begin Extracted material
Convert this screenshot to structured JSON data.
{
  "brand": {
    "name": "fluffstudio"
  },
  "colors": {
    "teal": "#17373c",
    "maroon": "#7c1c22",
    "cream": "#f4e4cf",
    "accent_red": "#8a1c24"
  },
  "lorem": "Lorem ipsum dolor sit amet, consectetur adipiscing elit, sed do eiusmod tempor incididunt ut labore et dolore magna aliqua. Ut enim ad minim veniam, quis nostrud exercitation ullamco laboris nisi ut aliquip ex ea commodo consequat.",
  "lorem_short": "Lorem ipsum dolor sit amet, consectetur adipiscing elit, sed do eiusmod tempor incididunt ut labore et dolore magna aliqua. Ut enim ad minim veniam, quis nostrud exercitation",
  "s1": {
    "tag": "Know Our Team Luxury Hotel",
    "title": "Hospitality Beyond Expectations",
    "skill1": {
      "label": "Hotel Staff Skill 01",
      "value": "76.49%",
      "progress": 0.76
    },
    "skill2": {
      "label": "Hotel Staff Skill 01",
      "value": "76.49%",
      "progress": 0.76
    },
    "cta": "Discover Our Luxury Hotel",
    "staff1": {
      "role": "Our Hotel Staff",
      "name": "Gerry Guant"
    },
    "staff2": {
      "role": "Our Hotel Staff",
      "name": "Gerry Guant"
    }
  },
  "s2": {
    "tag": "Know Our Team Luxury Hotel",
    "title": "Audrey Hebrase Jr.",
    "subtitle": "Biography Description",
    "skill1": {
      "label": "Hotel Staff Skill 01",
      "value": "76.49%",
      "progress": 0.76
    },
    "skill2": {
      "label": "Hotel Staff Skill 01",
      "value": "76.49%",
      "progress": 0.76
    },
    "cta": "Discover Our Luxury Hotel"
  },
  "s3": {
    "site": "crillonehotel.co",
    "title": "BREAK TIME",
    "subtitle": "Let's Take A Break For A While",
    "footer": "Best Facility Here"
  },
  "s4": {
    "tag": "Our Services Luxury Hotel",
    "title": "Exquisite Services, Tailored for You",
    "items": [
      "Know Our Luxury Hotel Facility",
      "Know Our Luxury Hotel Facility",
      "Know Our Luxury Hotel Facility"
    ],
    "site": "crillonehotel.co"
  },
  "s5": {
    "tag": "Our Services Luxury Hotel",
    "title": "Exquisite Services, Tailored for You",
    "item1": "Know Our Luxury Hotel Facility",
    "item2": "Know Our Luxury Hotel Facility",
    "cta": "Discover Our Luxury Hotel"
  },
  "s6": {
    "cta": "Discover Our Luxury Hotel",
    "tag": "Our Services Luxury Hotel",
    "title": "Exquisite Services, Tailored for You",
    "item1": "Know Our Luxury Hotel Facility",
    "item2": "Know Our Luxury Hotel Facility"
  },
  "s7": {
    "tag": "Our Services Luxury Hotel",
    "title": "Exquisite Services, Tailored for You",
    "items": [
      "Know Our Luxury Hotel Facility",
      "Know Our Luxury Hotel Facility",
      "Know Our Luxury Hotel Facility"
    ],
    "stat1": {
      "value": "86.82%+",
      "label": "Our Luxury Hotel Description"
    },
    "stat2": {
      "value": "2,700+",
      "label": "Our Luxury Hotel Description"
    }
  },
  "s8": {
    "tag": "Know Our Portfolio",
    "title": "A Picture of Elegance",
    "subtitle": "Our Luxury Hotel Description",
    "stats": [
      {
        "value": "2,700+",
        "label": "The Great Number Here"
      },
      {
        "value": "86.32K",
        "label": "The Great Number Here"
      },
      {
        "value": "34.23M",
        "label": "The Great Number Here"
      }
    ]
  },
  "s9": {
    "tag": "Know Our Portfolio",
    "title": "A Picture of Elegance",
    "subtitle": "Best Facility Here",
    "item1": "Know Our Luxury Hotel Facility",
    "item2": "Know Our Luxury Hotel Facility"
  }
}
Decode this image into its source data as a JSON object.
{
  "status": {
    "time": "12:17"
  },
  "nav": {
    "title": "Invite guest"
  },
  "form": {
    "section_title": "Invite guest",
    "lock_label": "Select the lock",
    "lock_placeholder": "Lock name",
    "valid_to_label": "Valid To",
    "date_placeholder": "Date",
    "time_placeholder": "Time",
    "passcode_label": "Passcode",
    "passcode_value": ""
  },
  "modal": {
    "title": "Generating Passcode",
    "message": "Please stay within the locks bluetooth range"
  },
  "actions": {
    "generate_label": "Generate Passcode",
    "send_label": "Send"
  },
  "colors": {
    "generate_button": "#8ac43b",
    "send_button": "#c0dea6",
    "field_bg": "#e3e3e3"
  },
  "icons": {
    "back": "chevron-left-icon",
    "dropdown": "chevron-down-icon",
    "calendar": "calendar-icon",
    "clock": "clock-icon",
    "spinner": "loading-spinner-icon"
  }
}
end Extracted material
#### What this task involves
Take the line with "Decode this image" and all lines after it through the end of the records, and write them out exactly; include nothing else.

#### Exercise result
Decode this image into its source data as a JSON object.
{
  "status": {
    "time": "12:17"
  },
  "nav": {
    "title": "Invite guest"
  },
  "form": {
    "section_title": "Invite guest",
    "lock_label": "Select the lock",
    "lock_placeholder": "Lock name",
    "valid_to_label": "Valid To",
    "date_placeholder": "Date",
    "time_placeholder": "Time",
    "passcode_label": "Passcode",
    "passcode_value": ""
  },
  "modal": {
    "title": "Generating Passcode",
    "message": "Please stay within the locks bluetooth range"
  },
  "actions": {
    "generate_label": "Generate Passcode",
    "send_label": "Send"
  },
  "colors": {
    "generate_button": "#8ac43b",
    "send_button": "#c0dea6",
    "field_bg": "#e3e3e3"
  },
  "icons": {
    "back": "chevron-left-icon",
    "dropdown": "chevron-down-icon",
    "calendar": "calendar-icon",
    "clock": "clock-icon",
    "spinner": "loading-spinner-icon"
  }
}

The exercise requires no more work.